WHAT IS ASKED: Reproduce the material word for word; the images stay out.

INPUT:
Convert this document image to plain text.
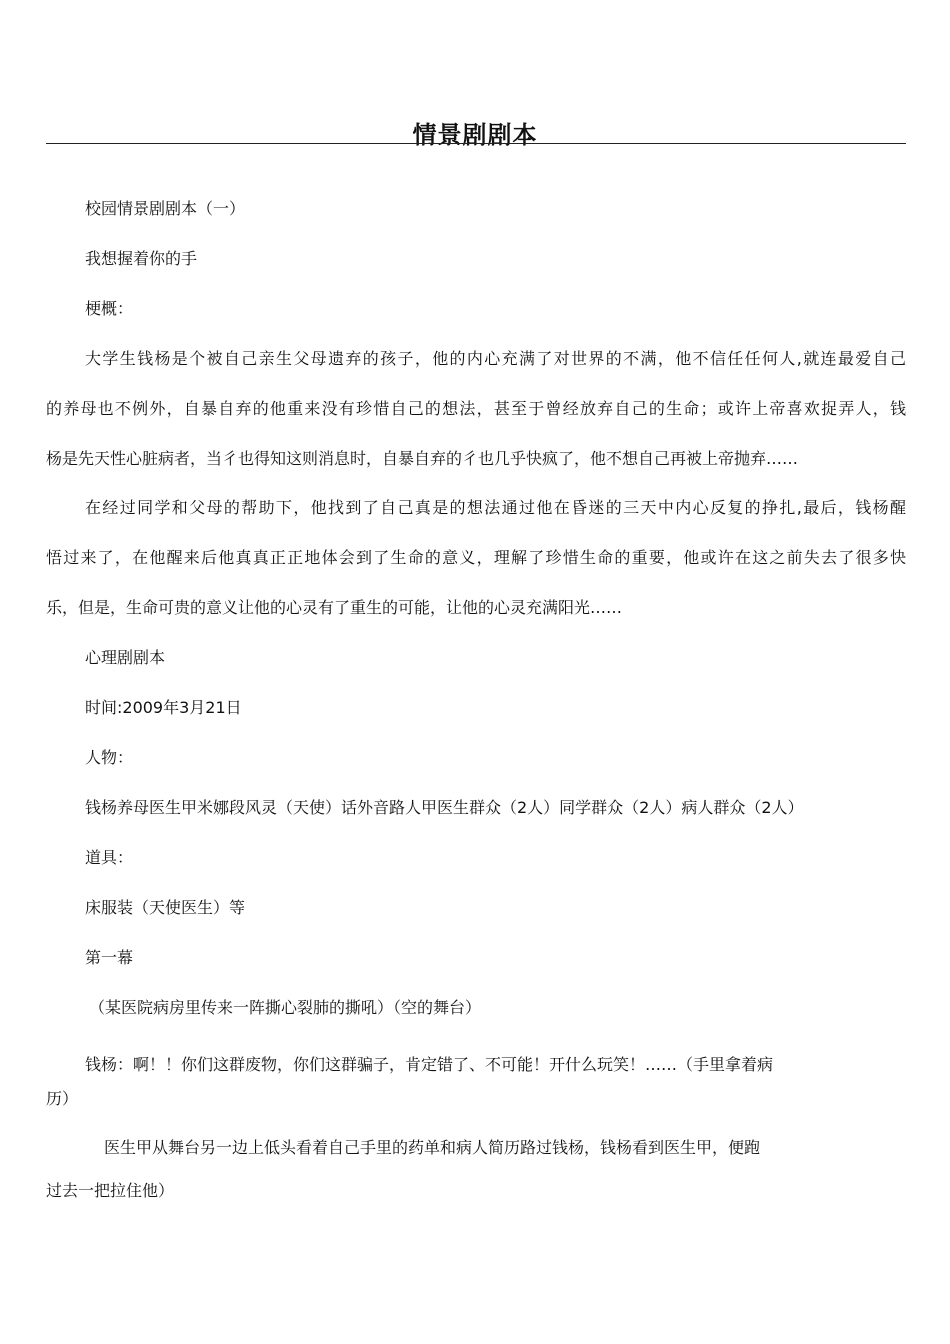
情景剧剧本
校园情景剧剧本（一）
我想握着你的手
梗概：
大学生钱杨是个被自己亲生父母遗弃的孩子，他的内心充满了对世界的不满，他不信任任何人,就连最爱自己
的养母也不例外，自暴自弃的他重来没有珍惜自己的想法，甚至于曾经放弃自己的生命；或许上帝喜欢捉弄人，钱
杨是先天性心脏病者，当彳也得知这则消息时，自暴自弃的彳也几乎快疯了，他不想自己再被上帝抛弃……
在经过同学和父母的帮助下，他找到了自己真是的想法通过他在昏迷的三天中内心反复的挣扎,最后，钱杨醒
悟过来了，在他醒来后他真真正正地体会到了生命的意义，理解了珍惜生命的重要，他或许在这之前失去了很多快
乐，但是，生命可贵的意义让他的心灵有了重生的可能，让他的心灵充满阳光……
心理剧剧本
时间:2009年3月21日
人物：
钱杨养母医生甲米娜段风灵（天使）话外音路人甲医生群众（2人）同学群众（2人）病人群众（2人）
道具：
床服装（天使医生）等
第一幕
（某医院病房里传来一阵撕心裂肺的撕吼）（空的舞台）
钱杨：啊！！你们这群废物，你们这群骗子，肯定错了、不可能！开什么玩笑！……（手里拿着病
历）
医生甲从舞台另一边上低头看着自己手里的药单和病人简历路过钱杨，钱杨看到医生甲，便跑
过去一把拉住他）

RESULT:
Convert this document image to plain text.
情景剧剧本
校园情景剧剧本（一）
我想握着你的手
梗概：
大学生钱杨是个被自己亲生父母遗弃的孩子，他的内心充满了对世界的不满，他不信任任何人,就连最爱自己
的养母也不例外，自暴自弃的他重来没有珍惜自己的想法，甚至于曾经放弃自己的生命；或许上帝喜欢捉弄人，钱
杨是先天性心脏病者，当彳也得知这则消息时，自暴自弃的彳也几乎快疯了，他不想自己再被上帝抛弃……
在经过同学和父母的帮助下，他找到了自己真是的想法通过他在昏迷的三天中内心反复的挣扎,最后，钱杨醒
悟过来了，在他醒来后他真真正正地体会到了生命的意义，理解了珍惜生命的重要，他或许在这之前失去了很多快
乐，但是，生命可贵的意义让他的心灵有了重生的可能，让他的心灵充满阳光……
心理剧剧本
时间:2009年3月21日
人物：
钱杨养母医生甲米娜段风灵（天使）话外音路人甲医生群众（2人）同学群众（2人）病人群众（2人）
道具：
床服装（天使医生）等
第一幕
（某医院病房里传来一阵撕心裂肺的撕吼）（空的舞台）
钱杨：啊！！你们这群废物，你们这群骗子，肯定错了、不可能！开什么玩笑！……（手里拿着病
历）
医生甲从舞台另一边上低头看着自己手里的药单和病人简历路过钱杨，钱杨看到医生甲，便跑
过去一把拉住他）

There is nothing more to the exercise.